*Problem:* Repeat the whole listing below, word for word.
** BEGIN Raw data **
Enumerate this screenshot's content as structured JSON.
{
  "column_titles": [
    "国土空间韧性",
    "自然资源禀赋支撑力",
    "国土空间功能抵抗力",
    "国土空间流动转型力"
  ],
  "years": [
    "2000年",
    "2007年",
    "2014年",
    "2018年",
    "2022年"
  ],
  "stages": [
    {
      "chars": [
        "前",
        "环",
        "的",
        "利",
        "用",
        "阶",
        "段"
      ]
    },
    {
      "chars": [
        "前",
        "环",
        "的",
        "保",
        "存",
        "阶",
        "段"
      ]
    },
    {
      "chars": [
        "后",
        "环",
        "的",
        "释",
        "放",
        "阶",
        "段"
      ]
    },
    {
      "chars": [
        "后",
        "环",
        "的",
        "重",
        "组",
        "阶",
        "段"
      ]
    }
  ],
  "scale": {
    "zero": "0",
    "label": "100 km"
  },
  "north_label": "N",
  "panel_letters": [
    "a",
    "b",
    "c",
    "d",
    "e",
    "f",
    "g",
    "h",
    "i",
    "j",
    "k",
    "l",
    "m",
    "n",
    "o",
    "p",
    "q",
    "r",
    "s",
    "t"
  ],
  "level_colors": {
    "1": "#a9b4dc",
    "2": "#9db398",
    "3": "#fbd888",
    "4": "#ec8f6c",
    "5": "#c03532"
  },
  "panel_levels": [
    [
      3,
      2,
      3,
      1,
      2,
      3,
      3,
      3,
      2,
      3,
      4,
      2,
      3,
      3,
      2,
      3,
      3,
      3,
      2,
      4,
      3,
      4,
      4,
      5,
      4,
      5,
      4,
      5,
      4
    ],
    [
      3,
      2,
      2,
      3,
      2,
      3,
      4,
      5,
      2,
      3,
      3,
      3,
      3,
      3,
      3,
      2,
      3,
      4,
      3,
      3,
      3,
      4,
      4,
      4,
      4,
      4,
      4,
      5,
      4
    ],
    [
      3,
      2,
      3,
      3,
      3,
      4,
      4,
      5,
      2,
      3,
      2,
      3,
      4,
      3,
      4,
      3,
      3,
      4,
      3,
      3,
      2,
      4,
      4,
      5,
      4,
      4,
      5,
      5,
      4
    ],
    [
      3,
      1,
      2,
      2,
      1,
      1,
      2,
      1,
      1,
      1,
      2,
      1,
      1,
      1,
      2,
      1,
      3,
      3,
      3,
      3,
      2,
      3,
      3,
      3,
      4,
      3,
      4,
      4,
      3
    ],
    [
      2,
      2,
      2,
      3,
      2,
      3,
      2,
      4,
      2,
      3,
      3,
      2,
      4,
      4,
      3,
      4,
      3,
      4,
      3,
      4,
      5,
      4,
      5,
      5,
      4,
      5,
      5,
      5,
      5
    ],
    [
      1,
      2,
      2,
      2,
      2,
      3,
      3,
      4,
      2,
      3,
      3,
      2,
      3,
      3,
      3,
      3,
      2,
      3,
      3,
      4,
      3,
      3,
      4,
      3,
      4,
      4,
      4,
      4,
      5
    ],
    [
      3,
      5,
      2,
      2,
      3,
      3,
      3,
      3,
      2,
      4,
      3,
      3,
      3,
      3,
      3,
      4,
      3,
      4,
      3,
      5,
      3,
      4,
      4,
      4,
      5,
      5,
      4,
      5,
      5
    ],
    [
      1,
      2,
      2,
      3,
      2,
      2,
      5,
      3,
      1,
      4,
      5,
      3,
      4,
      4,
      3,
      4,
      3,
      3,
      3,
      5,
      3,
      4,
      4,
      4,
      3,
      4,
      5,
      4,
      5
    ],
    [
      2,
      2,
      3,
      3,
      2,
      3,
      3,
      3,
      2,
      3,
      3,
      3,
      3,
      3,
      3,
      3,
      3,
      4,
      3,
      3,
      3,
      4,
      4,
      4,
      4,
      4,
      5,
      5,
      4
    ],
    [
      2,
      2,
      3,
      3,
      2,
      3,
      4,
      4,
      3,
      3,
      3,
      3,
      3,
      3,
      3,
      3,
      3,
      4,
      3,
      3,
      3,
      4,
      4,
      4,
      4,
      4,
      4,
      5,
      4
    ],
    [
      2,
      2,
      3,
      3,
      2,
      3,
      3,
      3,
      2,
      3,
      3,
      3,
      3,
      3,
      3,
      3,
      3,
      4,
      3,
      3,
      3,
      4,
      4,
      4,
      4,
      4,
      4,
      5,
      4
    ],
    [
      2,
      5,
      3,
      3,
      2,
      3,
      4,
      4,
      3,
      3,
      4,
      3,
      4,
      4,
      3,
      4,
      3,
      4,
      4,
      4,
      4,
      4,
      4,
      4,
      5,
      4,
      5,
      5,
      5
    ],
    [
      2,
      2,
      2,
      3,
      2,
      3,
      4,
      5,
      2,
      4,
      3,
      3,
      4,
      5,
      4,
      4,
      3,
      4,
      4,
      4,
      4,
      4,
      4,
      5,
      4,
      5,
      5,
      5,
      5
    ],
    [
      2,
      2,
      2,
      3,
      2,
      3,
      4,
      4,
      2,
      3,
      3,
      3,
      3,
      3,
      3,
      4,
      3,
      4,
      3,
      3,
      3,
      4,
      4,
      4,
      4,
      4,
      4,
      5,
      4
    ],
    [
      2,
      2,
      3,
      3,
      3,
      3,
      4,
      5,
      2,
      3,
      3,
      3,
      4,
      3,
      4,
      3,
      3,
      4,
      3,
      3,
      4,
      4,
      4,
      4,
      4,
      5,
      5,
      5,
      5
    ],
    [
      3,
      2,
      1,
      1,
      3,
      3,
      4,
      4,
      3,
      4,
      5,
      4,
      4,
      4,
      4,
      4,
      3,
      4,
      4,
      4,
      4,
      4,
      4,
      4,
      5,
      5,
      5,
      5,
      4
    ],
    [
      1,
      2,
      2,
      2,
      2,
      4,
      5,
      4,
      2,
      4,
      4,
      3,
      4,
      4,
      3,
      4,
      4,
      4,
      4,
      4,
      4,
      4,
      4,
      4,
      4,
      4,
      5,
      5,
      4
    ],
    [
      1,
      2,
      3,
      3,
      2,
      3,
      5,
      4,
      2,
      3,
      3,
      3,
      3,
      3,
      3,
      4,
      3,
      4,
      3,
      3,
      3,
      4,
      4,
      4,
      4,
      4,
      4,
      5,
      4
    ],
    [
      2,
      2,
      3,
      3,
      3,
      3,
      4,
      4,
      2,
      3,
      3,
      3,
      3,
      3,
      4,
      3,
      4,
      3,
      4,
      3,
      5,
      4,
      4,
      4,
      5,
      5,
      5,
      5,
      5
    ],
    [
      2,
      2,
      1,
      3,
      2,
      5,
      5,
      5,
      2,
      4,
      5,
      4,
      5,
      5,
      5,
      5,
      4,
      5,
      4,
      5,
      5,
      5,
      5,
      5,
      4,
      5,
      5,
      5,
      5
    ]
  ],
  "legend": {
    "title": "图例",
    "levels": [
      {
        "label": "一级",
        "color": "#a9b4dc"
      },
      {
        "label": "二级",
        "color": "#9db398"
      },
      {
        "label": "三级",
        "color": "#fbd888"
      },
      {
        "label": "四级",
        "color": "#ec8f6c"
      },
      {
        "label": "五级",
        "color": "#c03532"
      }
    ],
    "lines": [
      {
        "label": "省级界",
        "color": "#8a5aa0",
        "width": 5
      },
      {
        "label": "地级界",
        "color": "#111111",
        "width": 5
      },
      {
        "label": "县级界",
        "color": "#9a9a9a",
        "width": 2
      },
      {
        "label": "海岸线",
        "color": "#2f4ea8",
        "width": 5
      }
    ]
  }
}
** END Raw data **
*Exercise output:*
Enumerate this screenshot's content as structured JSON.
{
  "column_titles": [
    "国土空间韧性",
    "自然资源禀赋支撑力",
    "国土空间功能抵抗力",
    "国土空间流动转型力"
  ],
  "years": [
    "2000年",
    "2007年",
    "2014年",
    "2018年",
    "2022年"
  ],
  "stages": [
    {
      "chars": [
        "前",
        "环",
        "的",
        "利",
        "用",
        "阶",
        "段"
      ]
    },
    {
      "chars": [
        "前",
        "环",
        "的",
        "保",
        "存",
        "阶",
        "段"
      ]
    },
    {
      "chars": [
        "后",
        "环",
        "的",
        "释",
        "放",
        "阶",
        "段"
      ]
    },
    {
      "chars": [
        "后",
        "环",
        "的",
        "重",
        "组",
        "阶",
        "段"
      ]
    }
  ],
  "scale": {
    "zero": "0",
    "label": "100 km"
  },
  "north_label": "N",
  "panel_letters": [
    "a",
    "b",
    "c",
    "d",
    "e",
    "f",
    "g",
    "h",
    "i",
    "j",
    "k",
    "l",
    "m",
    "n",
    "o",
    "p",
    "q",
    "r",
    "s",
    "t"
  ],
  "level_colors": {
    "1": "#a9b4dc",
    "2": "#9db398",
    "3": "#fbd888",
    "4": "#ec8f6c",
    "5": "#c03532"
  },
  "panel_levels": [
    [
      3,
      2,
      3,
      1,
      2,
      3,
      3,
      3,
      2,
      3,
      4,
      2,
      3,
      3,
      2,
      3,
      3,
      3,
      2,
      4,
      3,
      4,
      4,
      5,
      4,
      5,
      4,
      5,
      4
    ],
    [
      3,
      2,
      2,
      3,
      2,
      3,
      4,
      5,
      2,
      3,
      3,
      3,
      3,
      3,
      3,
      2,
      3,
      4,
      3,
      3,
      3,
      4,
      4,
      4,
      4,
      4,
      4,
      5,
      4
    ],
    [
      3,
      2,
      3,
      3,
      3,
      4,
      4,
      5,
      2,
      3,
      2,
      3,
      4,
      3,
      4,
      3,
      3,
      4,
      3,
      3,
      2,
      4,
      4,
      5,
      4,
      4,
      5,
      5,
      4
    ],
    [
      3,
      1,
      2,
      2,
      1,
      1,
      2,
      1,
      1,
      1,
      2,
      1,
      1,
      1,
      2,
      1,
      3,
      3,
      3,
      3,
      2,
      3,
      3,
      3,
      4,
      3,
      4,
      4,
      3
    ],
    [
      2,
      2,
      2,
      3,
      2,
      3,
      2,
      4,
      2,
      3,
      3,
      2,
      4,
      4,
      3,
      4,
      3,
      4,
      3,
      4,
      5,
      4,
      5,
      5,
      4,
      5,
      5,
      5,
      5
    ],
    [
      1,
      2,
      2,
      2,
      2,
      3,
      3,
      4,
      2,
      3,
      3,
      2,
      3,
      3,
      3,
      3,
      2,
      3,
      3,
      4,
      3,
      3,
      4,
      3,
      4,
      4,
      4,
      4,
      5
    ],
    [
      3,
      5,
      2,
      2,
      3,
      3,
      3,
      3,
      2,
      4,
      3,
      3,
      3,
      3,
      3,
      4,
      3,
      4,
      3,
      5,
      3,
      4,
      4,
      4,
      5,
      5,
      4,
      5,
      5
    ],
    [
      1,
      2,
      2,
      3,
      2,
      2,
      5,
      3,
      1,
      4,
      5,
      3,
      4,
      4,
      3,
      4,
      3,
      3,
      3,
      5,
      3,
      4,
      4,
      4,
      3,
      4,
      5,
      4,
      5
    ],
    [
      2,
      2,
      3,
      3,
      2,
      3,
      3,
      3,
      2,
      3,
      3,
      3,
      3,
      3,
      3,
      3,
      3,
      4,
      3,
      3,
      3,
      4,
      4,
      4,
      4,
      4,
      5,
      5,
      4
    ],
    [
      2,
      2,
      3,
      3,
      2,
      3,
      4,
      4,
      3,
      3,
      3,
      3,
      3,
      3,
      3,
      3,
      3,
      4,
      3,
      3,
      3,
      4,
      4,
      4,
      4,
      4,
      4,
      5,
      4
    ],
    [
      2,
      2,
      3,
      3,
      2,
      3,
      3,
      3,
      2,
      3,
      3,
      3,
      3,
      3,
      3,
      3,
      3,
      4,
      3,
      3,
      3,
      4,
      4,
      4,
      4,
      4,
      4,
      5,
      4
    ],
    [
      2,
      5,
      3,
      3,
      2,
      3,
      4,
      4,
      3,
      3,
      4,
      3,
      4,
      4,
      3,
      4,
      3,
      4,
      4,
      4,
      4,
      4,
      4,
      4,
      5,
      4,
      5,
      5,
      5
    ],
    [
      2,
      2,
      2,
      3,
      2,
      3,
      4,
      5,
      2,
      4,
      3,
      3,
      4,
      5,
      4,
      4,
      3,
      4,
      4,
      4,
      4,
      4,
      4,
      5,
      4,
      5,
      5,
      5,
      5
    ],
    [
      2,
      2,
      2,
      3,
      2,
      3,
      4,
      4,
      2,
      3,
      3,
      3,
      3,
      3,
      3,
      4,
      3,
      4,
      3,
      3,
      3,
      4,
      4,
      4,
      4,
      4,
      4,
      5,
      4
    ],
    [
      2,
      2,
      3,
      3,
      3,
      3,
      4,
      5,
      2,
      3,
      3,
      3,
      4,
      3,
      4,
      3,
      3,
      4,
      3,
      3,
      4,
      4,
      4,
      4,
      4,
      5,
      5,
      5,
      5
    ],
    [
      3,
      2,
      1,
      1,
      3,
      3,
      4,
      4,
      3,
      4,
      5,
      4,
      4,
      4,
      4,
      4,
      3,
      4,
      4,
      4,
      4,
      4,
      4,
      4,
      5,
      5,
      5,
      5,
      4
    ],
    [
      1,
      2,
      2,
      2,
      2,
      4,
      5,
      4,
      2,
      4,
      4,
      3,
      4,
      4,
      3,
      4,
      4,
      4,
      4,
      4,
      4,
      4,
      4,
      4,
      4,
      4,
      5,
      5,
      4
    ],
    [
      1,
      2,
      3,
      3,
      2,
      3,
      5,
      4,
      2,
      3,
      3,
      3,
      3,
      3,
      3,
      4,
      3,
      4,
      3,
      3,
      3,
      4,
      4,
      4,
      4,
      4,
      4,
      5,
      4
    ],
    [
      2,
      2,
      3,
      3,
      3,
      3,
      4,
      4,
      2,
      3,
      3,
      3,
      3,
      3,
      4,
      3,
      4,
      3,
      4,
      3,
      5,
      4,
      4,
      4,
      5,
      5,
      5,
      5,
      5
    ],
    [
      2,
      2,
      1,
      3,
      2,
      5,
      5,
      5,
      2,
      4,
      5,
      4,
      5,
      5,
      5,
      5,
      4,
      5,
      4,
      5,
      5,
      5,
      5,
      5,
      4,
      5,
      5,
      5,
      5
    ]
  ],
  "legend": {
    "title": "图例",
    "levels": [
      {
        "label": "一级",
        "color": "#a9b4dc"
      },
      {
        "label": "二级",
        "color": "#9db398"
      },
      {
        "label": "三级",
        "color": "#fbd888"
      },
      {
        "label": "四级",
        "color": "#ec8f6c"
      },
      {
        "label": "五级",
        "color": "#c03532"
      }
    ],
    "lines": [
      {
        "label": "省级界",
        "color": "#8a5aa0",
        "width": 5
      },
      {
        "label": "地级界",
        "color": "#111111",
        "width": 5
      },
      {
        "label": "县级界",
        "color": "#9a9a9a",
        "width": 2
      },
      {
        "label": "海岸线",
        "color": "#2f4ea8",
        "width": 5
      }
    ]
  }
}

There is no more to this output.